• Task instructions
What follows is a set of entries. Repeat them exactly, but not their pictures.

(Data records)
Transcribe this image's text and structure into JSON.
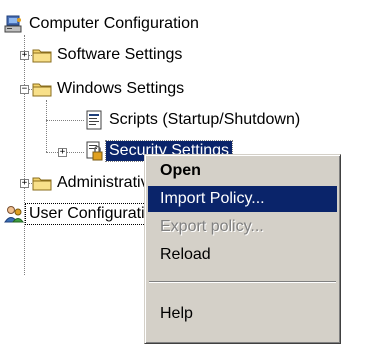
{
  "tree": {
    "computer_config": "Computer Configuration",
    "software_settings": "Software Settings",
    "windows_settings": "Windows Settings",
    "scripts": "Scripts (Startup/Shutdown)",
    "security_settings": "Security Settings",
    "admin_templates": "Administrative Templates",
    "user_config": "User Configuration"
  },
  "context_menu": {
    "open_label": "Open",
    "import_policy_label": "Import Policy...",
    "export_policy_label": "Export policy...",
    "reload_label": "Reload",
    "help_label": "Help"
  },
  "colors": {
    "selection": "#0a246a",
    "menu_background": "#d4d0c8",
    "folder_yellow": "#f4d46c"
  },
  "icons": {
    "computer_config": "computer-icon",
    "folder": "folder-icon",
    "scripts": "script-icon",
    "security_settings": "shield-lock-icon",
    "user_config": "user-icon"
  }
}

• In response
Transcribe this image's text and structure into JSON.
{
  "tree": {
    "computer_config": "Computer Configuration",
    "software_settings": "Software Settings",
    "windows_settings": "Windows Settings",
    "scripts": "Scripts (Startup/Shutdown)",
    "security_settings": "Security Settings",
    "admin_templates": "Administrative Templates",
    "user_config": "User Configuration"
  },
  "context_menu": {
    "open_label": "Open",
    "import_policy_label": "Import Policy...",
    "export_policy_label": "Export policy...",
    "reload_label": "Reload",
    "help_label": "Help"
  },
  "colors": {
    "selection": "#0a246a",
    "menu_background": "#d4d0c8",
    "folder_yellow": "#f4d46c"
  },
  "icons": {
    "computer_config": "computer-icon",
    "folder": "folder-icon",
    "scripts": "script-icon",
    "security_settings": "shield-lock-icon",
    "user_config": "user-icon"
  }
}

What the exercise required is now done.